§ **Task instructions**: What follows is a listing; give it again exactly, in its entirety.

--- Begin Task input ---

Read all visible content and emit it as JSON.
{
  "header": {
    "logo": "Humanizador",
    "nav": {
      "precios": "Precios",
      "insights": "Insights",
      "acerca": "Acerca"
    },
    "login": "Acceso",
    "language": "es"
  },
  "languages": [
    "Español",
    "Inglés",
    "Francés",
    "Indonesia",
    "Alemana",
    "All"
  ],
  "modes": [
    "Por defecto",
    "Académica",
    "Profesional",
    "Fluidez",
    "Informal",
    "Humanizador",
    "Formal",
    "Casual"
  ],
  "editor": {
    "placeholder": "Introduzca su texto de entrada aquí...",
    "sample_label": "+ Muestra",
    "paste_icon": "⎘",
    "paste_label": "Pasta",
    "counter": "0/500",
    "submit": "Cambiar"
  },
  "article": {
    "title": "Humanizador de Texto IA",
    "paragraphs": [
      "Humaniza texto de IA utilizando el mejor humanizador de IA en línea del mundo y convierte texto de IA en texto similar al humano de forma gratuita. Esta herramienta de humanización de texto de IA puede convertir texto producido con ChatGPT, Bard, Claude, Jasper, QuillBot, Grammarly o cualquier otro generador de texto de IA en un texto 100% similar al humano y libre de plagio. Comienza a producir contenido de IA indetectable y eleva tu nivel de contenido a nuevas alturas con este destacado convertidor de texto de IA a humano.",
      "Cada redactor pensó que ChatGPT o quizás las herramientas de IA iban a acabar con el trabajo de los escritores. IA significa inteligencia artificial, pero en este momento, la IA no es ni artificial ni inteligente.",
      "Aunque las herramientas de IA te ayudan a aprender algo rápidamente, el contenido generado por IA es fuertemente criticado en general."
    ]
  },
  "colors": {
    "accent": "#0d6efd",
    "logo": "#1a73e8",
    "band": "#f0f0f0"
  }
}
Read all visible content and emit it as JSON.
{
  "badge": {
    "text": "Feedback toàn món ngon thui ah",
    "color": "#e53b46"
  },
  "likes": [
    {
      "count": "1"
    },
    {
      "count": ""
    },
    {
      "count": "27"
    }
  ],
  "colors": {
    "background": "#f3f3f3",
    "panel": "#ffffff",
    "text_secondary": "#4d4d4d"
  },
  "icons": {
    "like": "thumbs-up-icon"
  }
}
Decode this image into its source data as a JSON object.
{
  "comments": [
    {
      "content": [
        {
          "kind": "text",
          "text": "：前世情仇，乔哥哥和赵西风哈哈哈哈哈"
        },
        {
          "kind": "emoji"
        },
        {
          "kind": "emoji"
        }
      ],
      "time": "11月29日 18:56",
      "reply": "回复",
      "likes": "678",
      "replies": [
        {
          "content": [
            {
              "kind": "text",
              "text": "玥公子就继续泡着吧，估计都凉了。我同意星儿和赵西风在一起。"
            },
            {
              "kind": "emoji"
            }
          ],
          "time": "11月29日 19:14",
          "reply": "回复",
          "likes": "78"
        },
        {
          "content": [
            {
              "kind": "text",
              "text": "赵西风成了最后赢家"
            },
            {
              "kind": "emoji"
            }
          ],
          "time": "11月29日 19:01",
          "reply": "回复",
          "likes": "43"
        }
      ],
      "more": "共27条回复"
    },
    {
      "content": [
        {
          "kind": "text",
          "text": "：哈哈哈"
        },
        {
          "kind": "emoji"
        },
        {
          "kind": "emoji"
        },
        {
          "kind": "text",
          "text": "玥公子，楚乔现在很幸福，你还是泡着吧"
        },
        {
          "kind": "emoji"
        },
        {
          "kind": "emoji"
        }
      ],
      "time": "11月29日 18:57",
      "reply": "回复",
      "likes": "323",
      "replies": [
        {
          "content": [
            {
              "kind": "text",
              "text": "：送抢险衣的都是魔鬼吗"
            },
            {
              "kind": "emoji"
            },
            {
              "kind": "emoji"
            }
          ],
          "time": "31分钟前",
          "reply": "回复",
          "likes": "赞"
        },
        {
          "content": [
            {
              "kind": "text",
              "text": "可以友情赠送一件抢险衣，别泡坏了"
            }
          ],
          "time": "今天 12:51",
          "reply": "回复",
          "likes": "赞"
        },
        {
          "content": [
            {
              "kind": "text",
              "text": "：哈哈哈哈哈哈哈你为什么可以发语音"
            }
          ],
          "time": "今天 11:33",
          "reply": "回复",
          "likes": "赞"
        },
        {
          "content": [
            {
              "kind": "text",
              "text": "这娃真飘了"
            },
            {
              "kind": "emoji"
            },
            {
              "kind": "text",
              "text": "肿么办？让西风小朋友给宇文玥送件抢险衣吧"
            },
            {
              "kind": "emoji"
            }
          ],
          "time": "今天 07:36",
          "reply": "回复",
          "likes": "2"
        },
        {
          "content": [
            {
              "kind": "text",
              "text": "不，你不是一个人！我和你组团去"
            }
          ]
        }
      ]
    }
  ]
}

--- End Task input ---

§ **Response**:
Read all visible content and emit it as JSON.
{
  "header": {
    "logo": "Humanizador",
    "nav": {
      "precios": "Precios",
      "insights": "Insights",
      "acerca": "Acerca"
    },
    "login": "Acceso",
    "language": "es"
  },
  "languages": [
    "Español",
    "Inglés",
    "Francés",
    "Indonesia",
    "Alemana",
    "All"
  ],
  "modes": [
    "Por defecto",
    "Académica",
    "Profesional",
    "Fluidez",
    "Informal",
    "Humanizador",
    "Formal",
    "Casual"
  ],
  "editor": {
    "placeholder": "Introduzca su texto de entrada aquí...",
    "sample_label": "+ Muestra",
    "paste_icon": "⎘",
    "paste_label": "Pasta",
    "counter": "0/500",
    "submit": "Cambiar"
  },
  "article": {
    "title": "Humanizador de Texto IA",
    "paragraphs": [
      "Humaniza texto de IA utilizando el mejor humanizador de IA en línea del mundo y convierte texto de IA en texto similar al humano de forma gratuita. Esta herramienta de humanización de texto de IA puede convertir texto producido con ChatGPT, Bard, Claude, Jasper, QuillBot, Grammarly o cualquier otro generador de texto de IA en un texto 100% similar al humano y libre de plagio. Comienza a producir contenido de IA indetectable y eleva tu nivel de contenido a nuevas alturas con este destacado convertidor de texto de IA a humano.",
      "Cada redactor pensó que ChatGPT o quizás las herramientas de IA iban a acabar con el trabajo de los escritores. IA significa inteligencia artificial, pero en este momento, la IA no es ni artificial ni inteligente.",
      "Aunque las herramientas de IA te ayudan a aprender algo rápidamente, el contenido generado por IA es fuertemente criticado en general."
    ]
  },
  "colors": {
    "accent": "#0d6efd",
    "logo": "#1a73e8",
    "band": "#f0f0f0"
  }
}
Read all visible content and emit it as JSON.
{
  "badge": {
    "text": "Feedback toàn món ngon thui ah",
    "color": "#e53b46"
  },
  "likes": [
    {
      "count": "1"
    },
    {
      "count": ""
    },
    {
      "count": "27"
    }
  ],
  "colors": {
    "background": "#f3f3f3",
    "panel": "#ffffff",
    "text_secondary": "#4d4d4d"
  },
  "icons": {
    "like": "thumbs-up-icon"
  }
}
Decode this image into its source data as a JSON object.
{
  "comments": [
    {
      "content": [
        {
          "kind": "text",
          "text": "：前世情仇，乔哥哥和赵西风哈哈哈哈哈"
        },
        {
          "kind": "emoji"
        },
        {
          "kind": "emoji"
        }
      ],
      "time": "11月29日 18:56",
      "reply": "回复",
      "likes": "678",
      "replies": [
        {
          "content": [
            {
              "kind": "text",
              "text": "玥公子就继续泡着吧，估计都凉了。我同意星儿和赵西风在一起。"
            },
            {
              "kind": "emoji"
            }
          ],
          "time": "11月29日 19:14",
          "reply": "回复",
          "likes": "78"
        },
        {
          "content": [
            {
              "kind": "text",
              "text": "赵西风成了最后赢家"
            },
            {
              "kind": "emoji"
            }
          ],
          "time": "11月29日 19:01",
          "reply": "回复",
          "likes": "43"
        }
      ],
      "more": "共27条回复"
    },
    {
      "content": [
        {
          "kind": "text",
          "text": "：哈哈哈"
        },
        {
          "kind": "emoji"
        },
        {
          "kind": "emoji"
        },
        {
          "kind": "text",
          "text": "玥公子，楚乔现在很幸福，你还是泡着吧"
        },
        {
          "kind": "emoji"
        },
        {
          "kind": "emoji"
        }
      ],
      "time": "11月29日 18:57",
      "reply": "回复",
      "likes": "323",
      "replies": [
        {
          "content": [
            {
              "kind": "text",
              "text": "：送抢险衣的都是魔鬼吗"
            },
            {
              "kind": "emoji"
            },
            {
              "kind": "emoji"
            }
          ],
          "time": "31分钟前",
          "reply": "回复",
          "likes": "赞"
        },
        {
          "content": [
            {
              "kind": "text",
              "text": "可以友情赠送一件抢险衣，别泡坏了"
            }
          ],
          "time": "今天 12:51",
          "reply": "回复",
          "likes": "赞"
        },
        {
          "content": [
            {
              "kind": "text",
              "text": "：哈哈哈哈哈哈哈你为什么可以发语音"
            }
          ],
          "time": "今天 11:33",
          "reply": "回复",
          "likes": "赞"
        },
        {
          "content": [
            {
              "kind": "text",
              "text": "这娃真飘了"
            },
            {
              "kind": "emoji"
            },
            {
              "kind": "text",
              "text": "肿么办？让西风小朋友给宇文玥送件抢险衣吧"
            },
            {
              "kind": "emoji"
            }
          ],
          "time": "今天 07:36",
          "reply": "回复",
          "likes": "2"
        },
        {
          "content": [
            {
              "kind": "text",
              "text": "不，你不是一个人！我和你组团去"
            }
          ]
        }
      ]
    }
  ]
}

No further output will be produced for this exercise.